» Selection:
++++++++++++++++++++

Sunday, December 29, 2013
A Midsummer Night's Dream (2005) DVD Review
This 2005 version of A Midsummer Night’s Dream stars Bill Paterson, Imelda Staunton, Lennie James, Sharon Small, Dean Lennox Kelly, William Ash, Rupert Evans, Zoe Tapper, Michelle Bonnard, and Johnny Vegas. It was written by Peter Bowker, and directed by Ed Fraiman. It's part of the Shakespeare Retold series, and is a modern adaptation, taking place at a resort called Dream Park.
It opens with shots of trees, with the sound of a man and woman arguing. He says he has two days to save a marriage. We’re then introduced to Puck (Dean Lennox Kelly), who is up a tree and addresses the camera directly. He tells us, “Never leave home without your love juice” and “Things aren’t always what they appear to be” (the second being a cliché). He allows one drop of love juice to fall into the camera lens, so that we will be enamored of the film, I suppose. It doesn’t quite work, though there are lots of things to like about this production. Anyway, we then see that it is Oberon (Lennie James) and Titania (Sharon Small) who are arguing.

++++++++++++++++++++

» Exercise instructions: According to the review, what is the name of the resort where this adaptation takes place?

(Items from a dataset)
++++++++++++++++++++

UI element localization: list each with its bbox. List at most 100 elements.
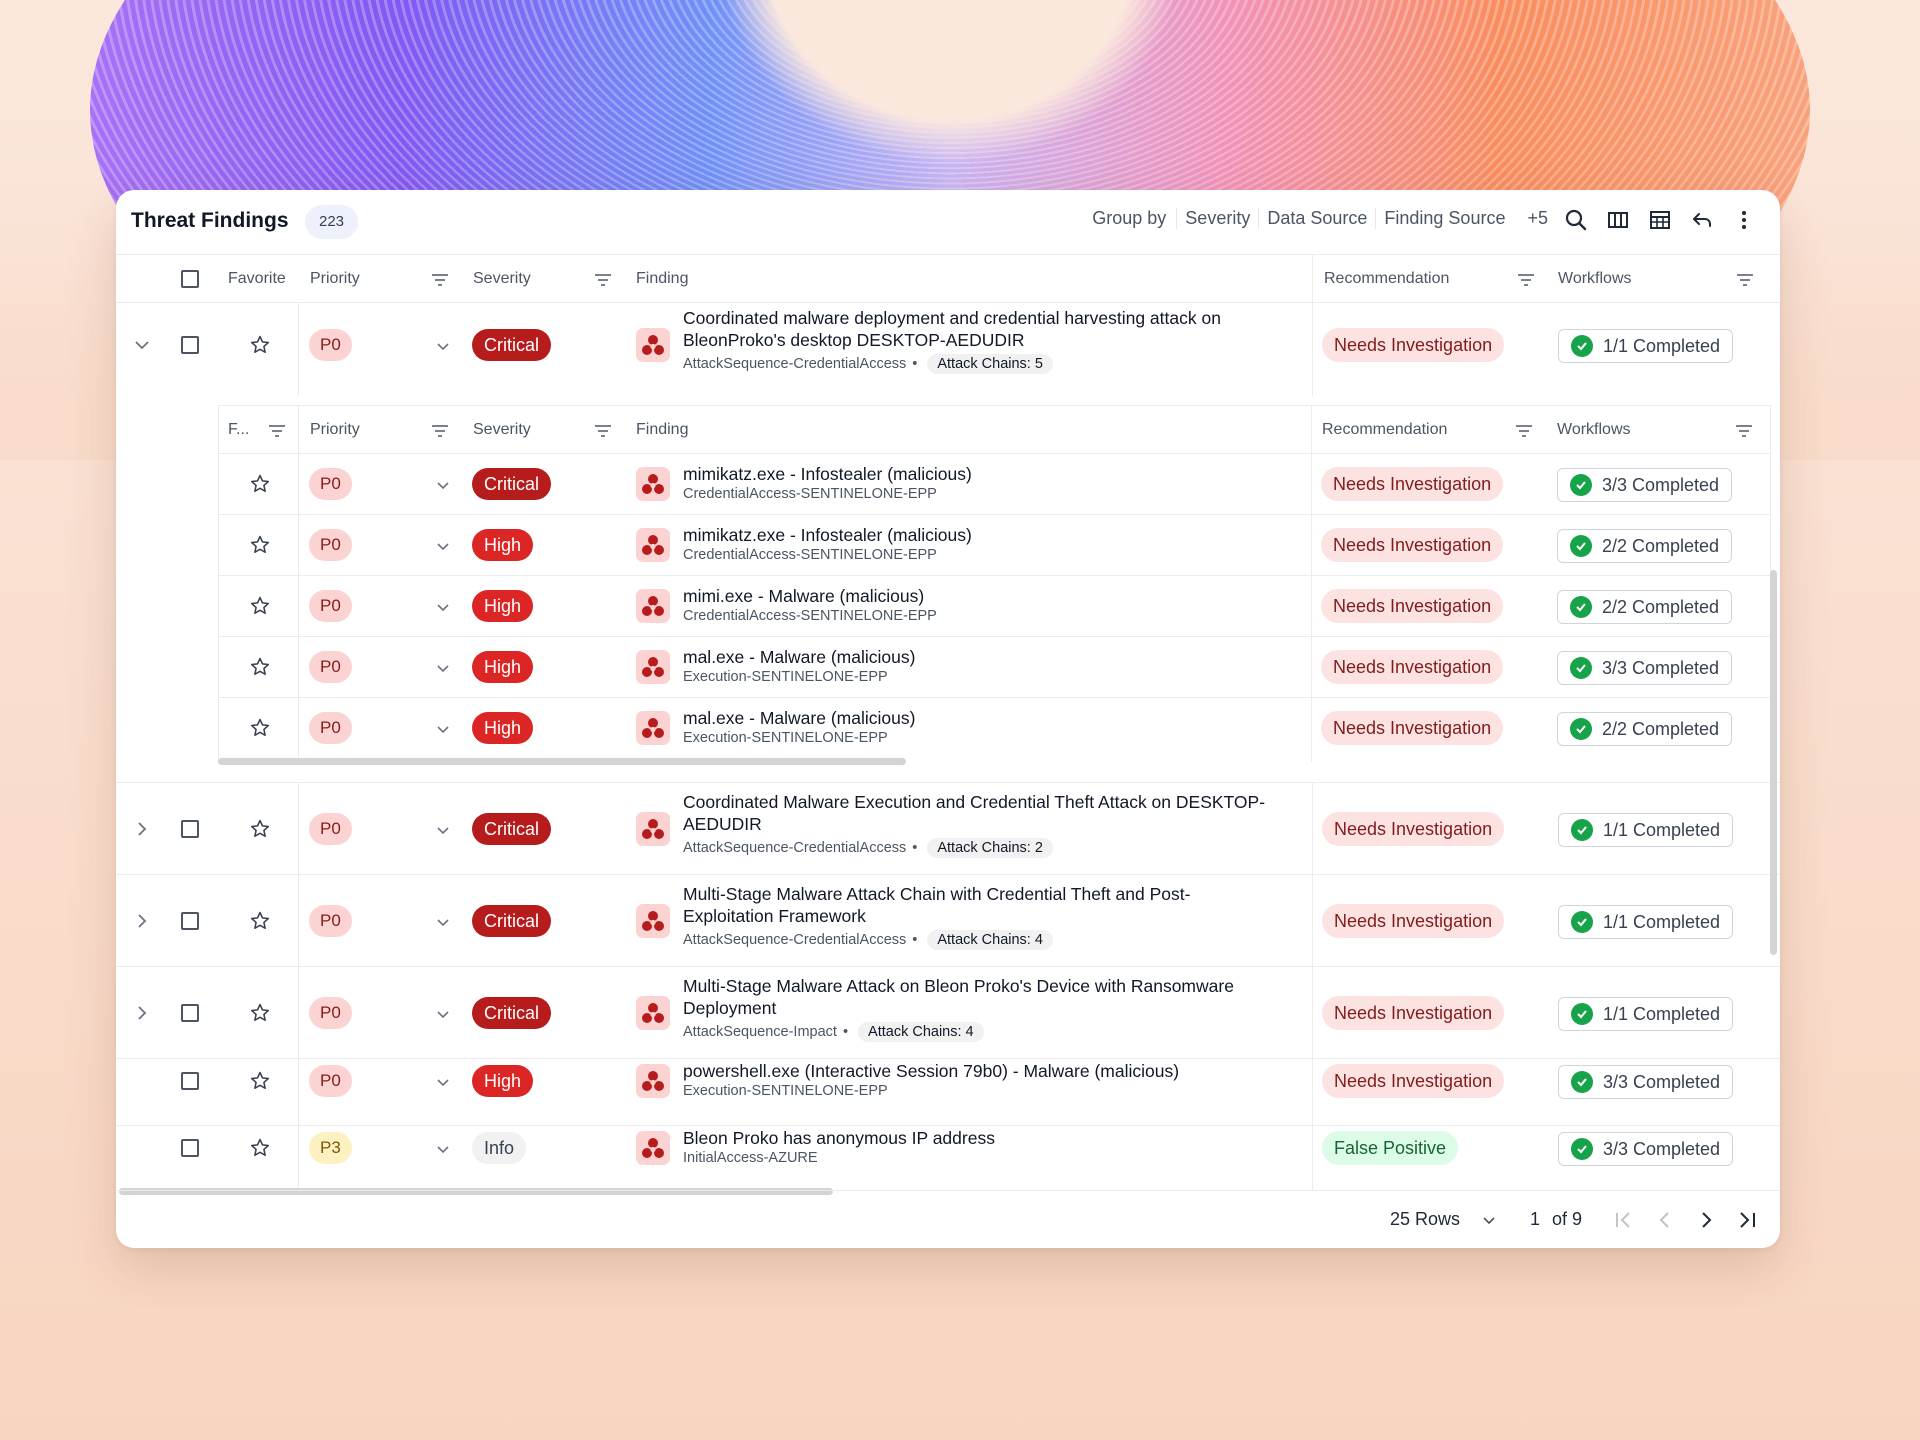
attack-chains-badge[interactable]: Attack Chains: 5: [927, 354, 1053, 374]
favorite-star-icon[interactable]: [249, 910, 271, 932]
attack-chains-badge[interactable]: Attack Chains: 4: [858, 1022, 984, 1042]
recommendation-badge[interactable]: Needs Investigation: [1321, 711, 1504, 745]
workflow-status[interactable]: 1/1 Completed: [1558, 997, 1734, 1031]
previous-page-icon[interactable]: [1655, 1210, 1675, 1230]
recommendation-badge[interactable]: Needs Investigation: [1322, 996, 1505, 1030]
favorite-star-icon[interactable]: [249, 717, 271, 739]
select-all-checkbox[interactable]: [181, 270, 199, 288]
workflow-status[interactable]: 1/1 Completed: [1558, 329, 1734, 363]
favorite-star-icon[interactable]: [249, 1070, 271, 1092]
attack-chains-badge[interactable]: Attack Chains: 4: [927, 930, 1053, 950]
first-page-icon[interactable]: [1613, 1210, 1635, 1230]
row-checkbox[interactable]: [181, 820, 199, 838]
row-checkbox[interactable]: [181, 912, 199, 930]
chevron-down-icon[interactable]: [436, 722, 450, 736]
attack-chains-badge[interactable]: Attack Chains: 2: [927, 838, 1053, 858]
workflow-status[interactable]: 3/3 Completed: [1558, 1132, 1734, 1166]
workflow-status[interactable]: 2/2 Completed: [1557, 590, 1733, 624]
workflow-status[interactable]: 1/1 Completed: [1558, 905, 1734, 939]
favorite-star-icon[interactable]: [249, 818, 271, 840]
chevron-down-icon[interactable]: [436, 339, 450, 353]
last-page-icon[interactable]: [1736, 1210, 1758, 1230]
finding-title-line-1[interactable]: Coordinated malware deployment and crede…: [683, 308, 1221, 329]
group-by-more[interactable]: +5: [1527, 208, 1548, 229]
column-priority[interactable]: Priority: [310, 270, 360, 288]
column-favorite-short[interactable]: F...: [228, 421, 249, 439]
expand-chevron-icon[interactable]: [134, 1005, 150, 1021]
column-workflows[interactable]: Workflows: [1558, 270, 1632, 288]
chevron-down-icon[interactable]: [436, 478, 450, 492]
favorite-star-icon[interactable]: [249, 473, 271, 495]
finding-title-line-1[interactable]: Coordinated Malware Execution and Creden…: [683, 792, 1265, 813]
row-checkbox[interactable]: [181, 336, 199, 354]
row-checkbox[interactable]: [181, 1004, 199, 1022]
finding-title[interactable]: mimikatz.exe - Infostealer (malicious): [683, 525, 972, 546]
recommendation-badge[interactable]: Needs Investigation: [1321, 589, 1504, 623]
recommendation-filter-icon[interactable]: [1517, 273, 1535, 287]
row-checkbox[interactable]: [181, 1139, 199, 1157]
search-icon[interactable]: [1562, 206, 1590, 234]
finding-title-line-1[interactable]: Multi-Stage Malware Attack Chain with Cr…: [683, 884, 1190, 905]
expand-chevron-icon[interactable]: [134, 913, 150, 929]
row-checkbox[interactable]: [181, 1072, 199, 1090]
finding-title[interactable]: mimi.exe - Malware (malicious): [683, 586, 924, 607]
workflow-status[interactable]: 1/1 Completed: [1558, 813, 1734, 847]
expand-chevron-icon[interactable]: [134, 821, 150, 837]
recommendation-badge[interactable]: Needs Investigation: [1321, 528, 1504, 562]
recommendation-badge[interactable]: Needs Investigation: [1322, 904, 1505, 938]
favorite-star-icon[interactable]: [249, 1002, 271, 1024]
workflows-filter-icon[interactable]: [1736, 273, 1754, 287]
chevron-down-icon[interactable]: [436, 1142, 450, 1156]
finding-title[interactable]: powershell.exe (Interactive Session 79b0…: [683, 1061, 1179, 1082]
finding-title-line-2[interactable]: Deployment: [683, 998, 776, 1019]
finding-title-line-2[interactable]: AEDUDIR: [683, 814, 762, 835]
sub-column-severity[interactable]: Severity: [473, 421, 531, 439]
sub-priority-filter-icon[interactable]: [431, 424, 449, 438]
recommendation-badge[interactable]: Needs Investigation: [1322, 328, 1505, 362]
workflow-status[interactable]: 3/3 Completed: [1557, 468, 1733, 502]
chevron-down-icon[interactable]: [436, 823, 450, 837]
more-vertical-icon[interactable]: [1730, 206, 1758, 234]
finding-title[interactable]: mal.exe - Malware (malicious): [683, 708, 915, 729]
workflow-status[interactable]: 3/3 Completed: [1558, 1065, 1734, 1099]
sub-recommendation-filter-icon[interactable]: [1515, 424, 1533, 438]
recommendation-badge[interactable]: Needs Investigation: [1322, 1064, 1505, 1098]
priority-filter-icon[interactable]: [431, 273, 449, 287]
workflow-status[interactable]: 3/3 Completed: [1557, 651, 1733, 685]
favorite-star-icon[interactable]: [249, 534, 271, 556]
severity-filter-icon[interactable]: [594, 273, 612, 287]
page-current[interactable]: 1: [1530, 1209, 1540, 1230]
favorite-star-icon[interactable]: [249, 1137, 271, 1159]
finding-title-line-2[interactable]: BleonProko's desktop DESKTOP-AEDUDIR: [683, 330, 1024, 351]
chevron-down-icon[interactable]: [1482, 1213, 1496, 1227]
next-page-icon[interactable]: [1696, 1210, 1716, 1230]
finding-title[interactable]: Bleon Proko has anonymous IP address: [683, 1128, 995, 1149]
sub-column-recommendation[interactable]: Recommendation: [1322, 421, 1447, 439]
group-by-severity[interactable]: Severity: [1176, 208, 1258, 229]
chevron-down-icon[interactable]: [436, 1007, 450, 1021]
sub-column-finding[interactable]: Finding: [636, 421, 688, 439]
rows-per-page-select[interactable]: 25 Rows: [1390, 1209, 1460, 1230]
column-favorite[interactable]: Favorite: [228, 270, 286, 288]
favorite-filter-icon[interactable]: [268, 424, 286, 438]
sub-severity-filter-icon[interactable]: [594, 424, 612, 438]
sub-table-horizontal-scrollbar[interactable]: [218, 758, 906, 765]
finding-title[interactable]: mimikatz.exe - Infostealer (malicious): [683, 464, 972, 485]
favorite-star-icon[interactable]: [249, 334, 271, 356]
recommendation-badge[interactable]: Needs Investigation: [1321, 467, 1504, 501]
sub-workflows-filter-icon[interactable]: [1735, 424, 1753, 438]
chevron-down-icon[interactable]: [436, 600, 450, 614]
recommendation-badge[interactable]: Needs Investigation: [1322, 812, 1505, 846]
column-severity[interactable]: Severity: [473, 270, 531, 288]
table-icon[interactable]: [1646, 206, 1674, 234]
group-by-finding-source[interactable]: Finding Source: [1375, 208, 1513, 229]
favorite-star-icon[interactable]: [249, 656, 271, 678]
chevron-down-icon[interactable]: [436, 915, 450, 929]
sub-column-workflows[interactable]: Workflows: [1557, 421, 1631, 439]
collapse-chevron-icon[interactable]: [134, 337, 150, 353]
recommendation-badge[interactable]: False Positive: [1322, 1131, 1459, 1165]
workflow-status[interactable]: 2/2 Completed: [1557, 529, 1733, 563]
column-recommendation[interactable]: Recommendation: [1324, 270, 1449, 288]
workflow-status[interactable]: 2/2 Completed: [1557, 712, 1733, 746]
chevron-down-icon[interactable]: [436, 1075, 450, 1089]
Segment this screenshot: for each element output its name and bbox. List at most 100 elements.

++++++++++++++++++++

» Response to the exercise: Dream Park